> [PASSAGE PROVIDED]
Effective Decision Making Is a Process, Not an Event
Given all the changes taking place in organizations, the role, requirements, and success attributes of highly effective leaders have come under greater scrutiny. While the list of skills has not changed all that much, the items on the list are shifting in terms of impact and importance.
Among the attributes getting more attention are empathy, effective communication (in particular, the ability to listen without judgement or emotion), and effective decision making. We’ll look at the latter here.
As a lifelong sports fan, I find it interesting to listen to the ongoing debate about the appropriate use of data analytics by coaches and managers in making decisions. Fans weighing in on social media and call-in radio talk shows to second guess coaching decisions is nothing new. What is new is the focus of this rage; the reliance on analytics.
Recently, a pitcher was cruising along, well into the seventh inning having surrendered only two hits and no runs while throwing 91 pitches. Nevertheless, here came the manager out of the dugout, looking toward the bullpen and tapping his left forearm, signaling for the relief pitcher to come in. The reliever was unable to hold the lead and the team lost in extra innings.
During the post-game press conference, the manager, quite naturally was asked about the decision to change pitchers when things were going so well. Despite the pitch count, the incumbent showed no signs of slowing down. The manager cited the analytics, specifically data that show a sharp fall off in the quality and effectiveness of this pitcher once he passed the 90-pitch mark. So, notwithstanding observable evidence to the contrary, his night was over. Fans went wild!
What’s going on here?
Two items. First, there is no question that technology allows access to all manner of information and analysis, often in real time. The sheer amount of data can, at times, be overwhelming so much so that the ability to sift and sort the most impactful data points can be a challenge in and of itself. That done, the right data can and should be an important element in the decision-making process. And it is a process!
There is a difference between a bad decision and a good decision with a bad outcome. That difference is found in the efficiency and effectiveness of the decision-making process. An effective process will not ensure that every decision will work out as planned; there are just too many variables. But, over time, a sound process will bring about a far better batting average for desired outcomes.

> [DATASET CONTENT]
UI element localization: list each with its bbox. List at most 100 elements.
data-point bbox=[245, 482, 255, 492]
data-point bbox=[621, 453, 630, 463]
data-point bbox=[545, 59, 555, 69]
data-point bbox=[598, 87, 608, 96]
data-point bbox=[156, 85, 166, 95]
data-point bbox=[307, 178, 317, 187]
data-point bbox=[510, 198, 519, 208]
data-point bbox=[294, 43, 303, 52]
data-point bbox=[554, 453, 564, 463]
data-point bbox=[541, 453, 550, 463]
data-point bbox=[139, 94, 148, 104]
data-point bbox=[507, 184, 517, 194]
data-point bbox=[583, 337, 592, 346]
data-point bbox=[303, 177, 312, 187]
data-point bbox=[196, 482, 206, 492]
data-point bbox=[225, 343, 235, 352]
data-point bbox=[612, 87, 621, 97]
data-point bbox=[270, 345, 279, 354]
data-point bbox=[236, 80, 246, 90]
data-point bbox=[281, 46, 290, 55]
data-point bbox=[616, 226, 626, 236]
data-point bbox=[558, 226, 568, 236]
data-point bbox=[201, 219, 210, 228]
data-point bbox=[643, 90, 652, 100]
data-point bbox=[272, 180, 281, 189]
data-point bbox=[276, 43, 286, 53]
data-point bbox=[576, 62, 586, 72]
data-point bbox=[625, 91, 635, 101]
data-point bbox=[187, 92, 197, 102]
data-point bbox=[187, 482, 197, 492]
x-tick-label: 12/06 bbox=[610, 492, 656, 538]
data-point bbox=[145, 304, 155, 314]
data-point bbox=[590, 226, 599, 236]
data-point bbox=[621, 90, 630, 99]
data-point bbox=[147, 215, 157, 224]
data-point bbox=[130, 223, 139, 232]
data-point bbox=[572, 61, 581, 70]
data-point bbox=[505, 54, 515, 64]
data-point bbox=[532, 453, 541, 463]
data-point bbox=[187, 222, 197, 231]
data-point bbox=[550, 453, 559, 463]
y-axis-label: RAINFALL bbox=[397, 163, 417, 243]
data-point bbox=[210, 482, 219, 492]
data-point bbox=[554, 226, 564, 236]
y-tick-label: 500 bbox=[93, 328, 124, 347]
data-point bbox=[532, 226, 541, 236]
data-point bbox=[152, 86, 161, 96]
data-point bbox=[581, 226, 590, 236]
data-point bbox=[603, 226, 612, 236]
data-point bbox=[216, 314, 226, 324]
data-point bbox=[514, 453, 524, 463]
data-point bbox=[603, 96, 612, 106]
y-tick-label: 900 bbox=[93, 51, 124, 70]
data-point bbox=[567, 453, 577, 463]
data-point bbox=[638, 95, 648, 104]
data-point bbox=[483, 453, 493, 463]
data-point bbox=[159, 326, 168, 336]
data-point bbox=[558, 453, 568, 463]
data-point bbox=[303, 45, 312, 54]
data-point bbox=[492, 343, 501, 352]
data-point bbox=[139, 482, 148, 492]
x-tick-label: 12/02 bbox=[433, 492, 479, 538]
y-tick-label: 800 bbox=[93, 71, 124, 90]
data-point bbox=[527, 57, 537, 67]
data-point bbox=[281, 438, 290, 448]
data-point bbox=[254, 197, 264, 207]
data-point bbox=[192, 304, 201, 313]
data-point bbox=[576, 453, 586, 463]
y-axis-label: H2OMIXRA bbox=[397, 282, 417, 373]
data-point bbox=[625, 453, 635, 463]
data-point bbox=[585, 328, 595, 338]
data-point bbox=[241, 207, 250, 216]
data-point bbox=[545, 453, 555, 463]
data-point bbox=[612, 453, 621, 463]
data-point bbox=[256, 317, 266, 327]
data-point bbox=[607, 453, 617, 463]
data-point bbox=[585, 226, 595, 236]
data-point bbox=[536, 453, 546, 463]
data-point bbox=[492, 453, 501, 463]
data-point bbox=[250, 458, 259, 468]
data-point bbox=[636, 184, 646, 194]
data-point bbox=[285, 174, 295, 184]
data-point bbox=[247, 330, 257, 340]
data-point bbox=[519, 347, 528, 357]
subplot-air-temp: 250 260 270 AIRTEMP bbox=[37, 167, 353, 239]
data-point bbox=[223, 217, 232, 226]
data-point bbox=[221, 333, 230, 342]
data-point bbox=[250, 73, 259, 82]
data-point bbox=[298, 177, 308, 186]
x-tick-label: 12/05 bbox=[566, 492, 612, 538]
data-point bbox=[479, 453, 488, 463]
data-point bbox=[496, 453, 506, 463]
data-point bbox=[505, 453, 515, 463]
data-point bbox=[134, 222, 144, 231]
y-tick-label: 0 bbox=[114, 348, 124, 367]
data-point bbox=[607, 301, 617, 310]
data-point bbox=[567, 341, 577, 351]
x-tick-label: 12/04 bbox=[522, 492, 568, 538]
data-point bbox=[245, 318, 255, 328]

> [EXERCISE OBJECTIVE]
Copy out the entire article on effective decision making word for word, from its title to its final sentence.

> [EXERCISE RESULT]
Effective Decision Making Is a Process, Not an Event
Given all the changes taking place in organizations, the role, requirements, and success attributes of highly effective leaders have come under greater scrutiny. While the list of skills has not changed all that much, the items on the list are shifting in terms of impact and importance.
Among the attributes getting more attention are empathy, effective communication (in particular, the ability to listen without judgement or emotion), and effective decision making. We’ll look at the latter here.
As a lifelong sports fan, I find it interesting to listen to the ongoing debate about the appropriate use of data analytics by coaches and managers in making decisions. Fans weighing in on social media and call-in radio talk shows to second guess coaching decisions is nothing new. What is new is the focus of this rage; the reliance on analytics.
Recently, a pitcher was cruising along, well into the seventh inning having surrendered only two hits and no runs while throwing 91 pitches. Nevertheless, here came the manager out of the dugout, looking toward the bullpen and tapping his left forearm, signaling for the relief pitcher to come in. The reliever was unable to hold the lead and the team lost in extra innings.
During the post-game press conference, the manager, quite naturally was asked about the decision to change pitchers when things were going so well. Despite the pitch count, the incumbent showed no signs of slowing down. The manager cited the analytics, specifically data that show a sharp fall off in the quality and effectiveness of this pitcher once he passed the 90-pitch mark. So, notwithstanding observable evidence to the contrary, his night was over. Fans went wild!
What’s going on here?
Two items. First, there is no question that technology allows access to all manner of information and analysis, often in real time. The sheer amount of data can, at times, be overwhelming so much so that the ability to sift and sort the most impactful data points can be a challenge in and of itself. That done, the right data can and should be an important element in the decision-making process. And it is a process!
There is a difference between a bad decision and a good decision with a bad outcome. That difference is found in the efficiency and effectiveness of the decision-making process. An effective process will not ensure that every decision will work out as planned; there are just too many variables. But, over time, a sound process will bring about a far better batting average for desired outcomes.